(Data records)
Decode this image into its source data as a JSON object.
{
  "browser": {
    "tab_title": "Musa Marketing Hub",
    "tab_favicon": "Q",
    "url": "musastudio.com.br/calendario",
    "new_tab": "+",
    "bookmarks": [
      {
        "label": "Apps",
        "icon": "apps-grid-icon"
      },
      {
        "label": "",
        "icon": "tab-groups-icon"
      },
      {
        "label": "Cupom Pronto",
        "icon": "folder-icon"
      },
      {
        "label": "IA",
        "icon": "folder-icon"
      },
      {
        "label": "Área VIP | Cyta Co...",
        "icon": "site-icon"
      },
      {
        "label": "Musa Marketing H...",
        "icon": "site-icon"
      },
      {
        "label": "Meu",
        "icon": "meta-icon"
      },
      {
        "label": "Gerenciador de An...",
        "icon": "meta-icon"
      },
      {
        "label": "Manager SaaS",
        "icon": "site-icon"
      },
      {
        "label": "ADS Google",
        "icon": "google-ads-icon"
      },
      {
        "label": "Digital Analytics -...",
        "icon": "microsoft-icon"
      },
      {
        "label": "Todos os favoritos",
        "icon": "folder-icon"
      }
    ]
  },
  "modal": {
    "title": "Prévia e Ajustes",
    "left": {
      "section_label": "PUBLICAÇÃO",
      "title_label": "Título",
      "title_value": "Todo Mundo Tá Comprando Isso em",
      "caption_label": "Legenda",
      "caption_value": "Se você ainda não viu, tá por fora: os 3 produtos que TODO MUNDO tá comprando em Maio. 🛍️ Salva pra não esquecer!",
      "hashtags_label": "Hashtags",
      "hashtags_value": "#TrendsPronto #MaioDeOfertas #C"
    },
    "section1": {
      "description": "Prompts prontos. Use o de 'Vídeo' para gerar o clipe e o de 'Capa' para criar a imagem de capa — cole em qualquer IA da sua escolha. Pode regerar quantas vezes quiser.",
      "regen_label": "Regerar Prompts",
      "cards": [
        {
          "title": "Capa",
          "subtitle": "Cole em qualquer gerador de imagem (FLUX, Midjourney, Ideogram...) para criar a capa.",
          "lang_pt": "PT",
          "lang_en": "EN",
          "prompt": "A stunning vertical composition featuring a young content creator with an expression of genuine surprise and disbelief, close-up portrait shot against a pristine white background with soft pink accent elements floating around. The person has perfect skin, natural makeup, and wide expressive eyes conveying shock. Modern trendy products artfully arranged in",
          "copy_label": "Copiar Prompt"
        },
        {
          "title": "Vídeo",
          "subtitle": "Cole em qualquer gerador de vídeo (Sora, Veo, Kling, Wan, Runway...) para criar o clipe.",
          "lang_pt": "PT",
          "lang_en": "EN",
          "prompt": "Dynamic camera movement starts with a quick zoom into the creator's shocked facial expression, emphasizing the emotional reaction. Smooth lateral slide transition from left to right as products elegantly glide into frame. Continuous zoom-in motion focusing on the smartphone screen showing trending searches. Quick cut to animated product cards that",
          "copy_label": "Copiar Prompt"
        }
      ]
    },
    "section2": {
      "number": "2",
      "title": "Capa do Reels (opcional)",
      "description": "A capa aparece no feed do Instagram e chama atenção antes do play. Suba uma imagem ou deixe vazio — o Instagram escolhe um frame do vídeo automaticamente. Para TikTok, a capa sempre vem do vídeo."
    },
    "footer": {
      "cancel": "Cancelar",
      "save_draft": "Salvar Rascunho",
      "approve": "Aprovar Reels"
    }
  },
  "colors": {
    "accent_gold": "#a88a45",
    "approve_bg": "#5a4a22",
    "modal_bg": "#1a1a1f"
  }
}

■ Task objective ■
Search the entries for the string "subtitle" and collect each line that has it.

■ Solution for this exercise ■
          "subtitle": "Cole em qualquer gerador de imagem (FLUX, Midjourney, Ideogram...) para criar a capa.",
          "subtitle": "Cole em qualquer gerador de vídeo (Sora, Veo, Kling, Wan, Runway...) para criar o clipe.",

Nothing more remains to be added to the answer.